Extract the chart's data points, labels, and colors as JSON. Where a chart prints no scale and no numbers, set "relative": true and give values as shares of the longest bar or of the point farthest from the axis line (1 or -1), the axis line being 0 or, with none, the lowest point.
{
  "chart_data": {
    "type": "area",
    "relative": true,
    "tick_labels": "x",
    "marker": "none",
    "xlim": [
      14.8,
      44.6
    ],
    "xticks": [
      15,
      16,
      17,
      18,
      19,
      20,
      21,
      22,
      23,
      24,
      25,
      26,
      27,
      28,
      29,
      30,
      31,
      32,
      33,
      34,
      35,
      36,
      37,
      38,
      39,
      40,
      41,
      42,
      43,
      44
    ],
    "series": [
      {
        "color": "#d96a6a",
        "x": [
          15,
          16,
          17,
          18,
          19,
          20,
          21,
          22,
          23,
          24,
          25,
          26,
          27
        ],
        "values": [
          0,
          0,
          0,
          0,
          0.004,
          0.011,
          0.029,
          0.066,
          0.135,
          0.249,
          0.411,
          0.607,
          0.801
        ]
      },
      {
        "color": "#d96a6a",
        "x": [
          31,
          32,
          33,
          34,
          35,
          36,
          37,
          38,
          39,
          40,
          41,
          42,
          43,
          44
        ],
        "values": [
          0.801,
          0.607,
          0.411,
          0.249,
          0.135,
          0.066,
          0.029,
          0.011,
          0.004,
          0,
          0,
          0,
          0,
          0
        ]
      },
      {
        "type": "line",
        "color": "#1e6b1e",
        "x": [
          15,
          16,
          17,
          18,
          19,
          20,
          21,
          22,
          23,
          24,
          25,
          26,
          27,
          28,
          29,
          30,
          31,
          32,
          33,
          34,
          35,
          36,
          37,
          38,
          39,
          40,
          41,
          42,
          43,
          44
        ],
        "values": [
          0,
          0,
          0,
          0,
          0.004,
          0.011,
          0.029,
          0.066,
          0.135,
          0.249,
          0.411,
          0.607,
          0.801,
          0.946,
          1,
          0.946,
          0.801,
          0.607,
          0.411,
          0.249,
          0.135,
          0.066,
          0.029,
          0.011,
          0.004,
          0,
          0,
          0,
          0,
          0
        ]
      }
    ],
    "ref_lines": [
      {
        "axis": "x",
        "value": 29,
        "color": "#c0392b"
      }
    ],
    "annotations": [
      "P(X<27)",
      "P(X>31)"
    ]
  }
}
# # # #
## Exercise instructions
Would you restate each of the entries word for word?

## Written response
Extract the chart's data points, labels, and colors as JSON. Where a chart prints no scale and no numbers, set "relative": true and give values as shares of the longest bar or of the point farthest from the axis line (1 or -1), the axis line being 0 or, with none, the lowest point.
{
  "chart_data": {
    "type": "area",
    "relative": true,
    "tick_labels": "x",
    "marker": "none",
    "xlim": [
      14.8,
      44.6
    ],
    "xticks": [
      15,
      16,
      17,
      18,
      19,
      20,
      21,
      22,
      23,
      24,
      25,
      26,
      27,
      28,
      29,
      30,
      31,
      32,
      33,
      34,
      35,
      36,
      37,
      38,
      39,
      40,
      41,
      42,
      43,
      44
    ],
    "series": [
      {
        "color": "#d96a6a",
        "x": [
          15,
          16,
          17,
          18,
          19,
          20,
          21,
          22,
          23,
          24,
          25,
          26,
          27
        ],
        "values": [
          0,
          0,
          0,
          0,
          0.004,
          0.011,
          0.029,
          0.066,
          0.135,
          0.249,
          0.411,
          0.607,
          0.801
        ]
      },
      {
        "color": "#d96a6a",
        "x": [
          31,
          32,
          33,
          34,
          35,
          36,
          37,
          38,
          39,
          40,
          41,
          42,
          43,
          44
        ],
        "values": [
          0.801,
          0.607,
          0.411,
          0.249,
          0.135,
          0.066,
          0.029,
          0.011,
          0.004,
          0,
          0,
          0,
          0,
          0
        ]
      },
      {
        "type": "line",
        "color": "#1e6b1e",
        "x": [
          15,
          16,
          17,
          18,
          19,
          20,
          21,
          22,
          23,
          24,
          25,
          26,
          27,
          28,
          29,
          30,
          31,
          32,
          33,
          34,
          35,
          36,
          37,
          38,
          39,
          40,
          41,
          42,
          43,
          44
        ],
        "values": [
          0,
          0,
          0,
          0,
          0.004,
          0.011,
          0.029,
          0.066,
          0.135,
          0.249,
          0.411,
          0.607,
          0.801,
          0.946,
          1,
          0.946,
          0.801,
          0.607,
          0.411,
          0.249,
          0.135,
          0.066,
          0.029,
          0.011,
          0.004,
          0,
          0,
          0,
          0,
          0
        ]
      }
    ],
    "ref_lines": [
      {
        "axis": "x",
        "value": 29,
        "color": "#c0392b"
      }
    ],
    "annotations": [
      "P(X<27)",
      "P(X>31)"
    ]
  }
}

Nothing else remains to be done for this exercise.